> **Set exercise**:
Transcribe the listing word for word.

Records contained in a dataset
= = = = = = =
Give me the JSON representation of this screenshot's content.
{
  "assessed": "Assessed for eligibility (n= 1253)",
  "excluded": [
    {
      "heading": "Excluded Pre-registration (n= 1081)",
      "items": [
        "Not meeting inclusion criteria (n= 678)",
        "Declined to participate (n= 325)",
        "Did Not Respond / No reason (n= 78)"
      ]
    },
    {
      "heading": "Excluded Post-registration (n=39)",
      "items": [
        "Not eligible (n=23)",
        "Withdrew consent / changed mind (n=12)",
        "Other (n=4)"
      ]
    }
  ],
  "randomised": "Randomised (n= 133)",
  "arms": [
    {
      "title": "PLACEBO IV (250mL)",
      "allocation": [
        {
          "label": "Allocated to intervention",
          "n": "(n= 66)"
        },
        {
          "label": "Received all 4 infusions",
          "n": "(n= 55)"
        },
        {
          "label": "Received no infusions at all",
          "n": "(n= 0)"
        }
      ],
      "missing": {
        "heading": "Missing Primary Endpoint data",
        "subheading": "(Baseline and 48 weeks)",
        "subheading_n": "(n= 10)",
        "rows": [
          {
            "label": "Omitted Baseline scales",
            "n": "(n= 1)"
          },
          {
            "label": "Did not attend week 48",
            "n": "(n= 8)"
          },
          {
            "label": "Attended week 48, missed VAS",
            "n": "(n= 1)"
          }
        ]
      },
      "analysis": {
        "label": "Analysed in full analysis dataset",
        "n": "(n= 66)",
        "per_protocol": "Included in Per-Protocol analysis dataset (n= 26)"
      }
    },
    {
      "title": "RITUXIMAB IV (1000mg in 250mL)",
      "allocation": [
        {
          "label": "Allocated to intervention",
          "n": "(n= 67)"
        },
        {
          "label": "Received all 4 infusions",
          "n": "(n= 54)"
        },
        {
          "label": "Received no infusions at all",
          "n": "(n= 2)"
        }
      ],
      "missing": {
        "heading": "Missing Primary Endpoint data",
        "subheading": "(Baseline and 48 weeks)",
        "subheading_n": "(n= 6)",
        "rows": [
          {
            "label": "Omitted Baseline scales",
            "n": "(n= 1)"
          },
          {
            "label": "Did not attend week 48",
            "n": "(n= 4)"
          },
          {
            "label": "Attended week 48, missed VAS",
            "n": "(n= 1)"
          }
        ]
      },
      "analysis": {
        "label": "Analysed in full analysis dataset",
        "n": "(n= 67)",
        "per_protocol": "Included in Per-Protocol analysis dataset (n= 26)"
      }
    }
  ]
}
= = = = = = =
> **Reply to the task**:
Give me the JSON representation of this screenshot's content.
{
  "assessed": "Assessed for eligibility (n= 1253)",
  "excluded": [
    {
      "heading": "Excluded Pre-registration (n= 1081)",
      "items": [
        "Not meeting inclusion criteria (n= 678)",
        "Declined to participate (n= 325)",
        "Did Not Respond / No reason (n= 78)"
      ]
    },
    {
      "heading": "Excluded Post-registration (n=39)",
      "items": [
        "Not eligible (n=23)",
        "Withdrew consent / changed mind (n=12)",
        "Other (n=4)"
      ]
    }
  ],
  "randomised": "Randomised (n= 133)",
  "arms": [
    {
      "title": "PLACEBO IV (250mL)",
      "allocation": [
        {
          "label": "Allocated to intervention",
          "n": "(n= 66)"
        },
        {
          "label": "Received all 4 infusions",
          "n": "(n= 55)"
        },
        {
          "label": "Received no infusions at all",
          "n": "(n= 0)"
        }
      ],
      "missing": {
        "heading": "Missing Primary Endpoint data",
        "subheading": "(Baseline and 48 weeks)",
        "subheading_n": "(n= 10)",
        "rows": [
          {
            "label": "Omitted Baseline scales",
            "n": "(n= 1)"
          },
          {
            "label": "Did not attend week 48",
            "n": "(n= 8)"
          },
          {
            "label": "Attended week 48, missed VAS",
            "n": "(n= 1)"
          }
        ]
      },
      "analysis": {
        "label": "Analysed in full analysis dataset",
        "n": "(n= 66)",
        "per_protocol": "Included in Per-Protocol analysis dataset (n= 26)"
      }
    },
    {
      "title": "RITUXIMAB IV (1000mg in 250mL)",
      "allocation": [
        {
          "label": "Allocated to intervention",
          "n": "(n= 67)"
        },
        {
          "label": "Received all 4 infusions",
          "n": "(n= 54)"
        },
        {
          "label": "Received no infusions at all",
          "n": "(n= 2)"
        }
      ],
      "missing": {
        "heading": "Missing Primary Endpoint data",
        "subheading": "(Baseline and 48 weeks)",
        "subheading_n": "(n= 6)",
        "rows": [
          {
            "label": "Omitted Baseline scales",
            "n": "(n= 1)"
          },
          {
            "label": "Did not attend week 48",
            "n": "(n= 4)"
          },
          {
            "label": "Attended week 48, missed VAS",
            "n": "(n= 1)"
          }
        ]
      },
      "analysis": {
        "label": "Analysed in full analysis dataset",
        "n": "(n= 67)",
        "per_protocol": "Included in Per-Protocol analysis dataset (n= 26)"
      }
    }
  ]
}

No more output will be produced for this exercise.